• **REQUIREMENT**: Leaving out the pictures, please retype each record exactly.
— start of WORKING DATA —
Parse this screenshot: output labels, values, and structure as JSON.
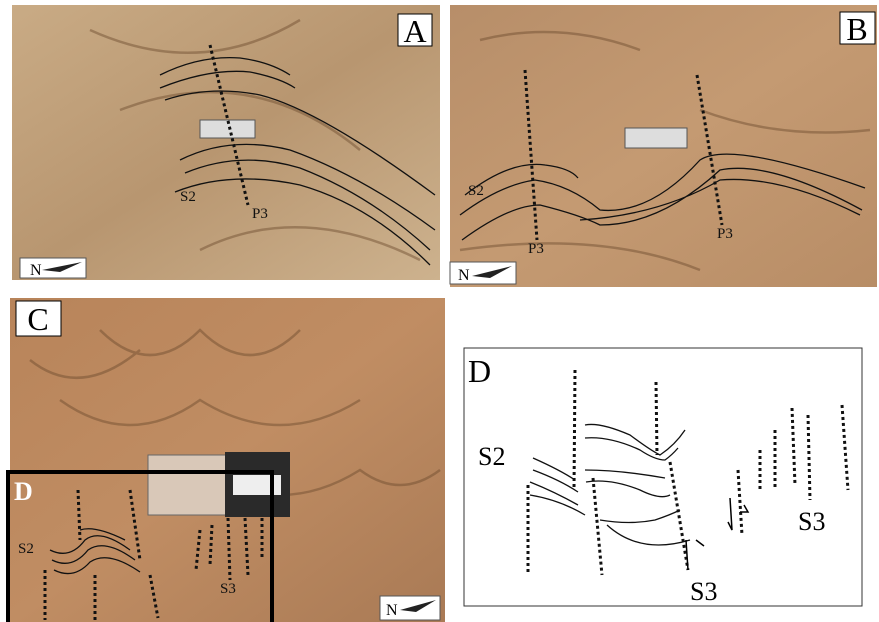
{
  "panels": [
    {
      "label": "A",
      "north": "N",
      "annotations": [
        "S2",
        "P3"
      ]
    },
    {
      "label": "B",
      "north": "N",
      "annotations": [
        "S2",
        "P3",
        "P3"
      ]
    },
    {
      "label": "C",
      "north": "N",
      "inset_label": "D",
      "annotations": [
        "S2",
        "S3"
      ]
    },
    {
      "label": "D",
      "annotations": [
        "S2",
        "S3",
        "S3"
      ]
    }
  ]
}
— end of WORKING DATA —
• **SOLVED PROBLEM**:
Parse this screenshot: output labels, values, and structure as JSON.
{
  "panels": [
    {
      "label": "A",
      "north": "N",
      "annotations": [
        "S2",
        "P3"
      ]
    },
    {
      "label": "B",
      "north": "N",
      "annotations": [
        "S2",
        "P3",
        "P3"
      ]
    },
    {
      "label": "C",
      "north": "N",
      "inset_label": "D",
      "annotations": [
        "S2",
        "S3"
      ]
    },
    {
      "label": "D",
      "annotations": [
        "S2",
        "S3",
        "S3"
      ]
    }
  ]
}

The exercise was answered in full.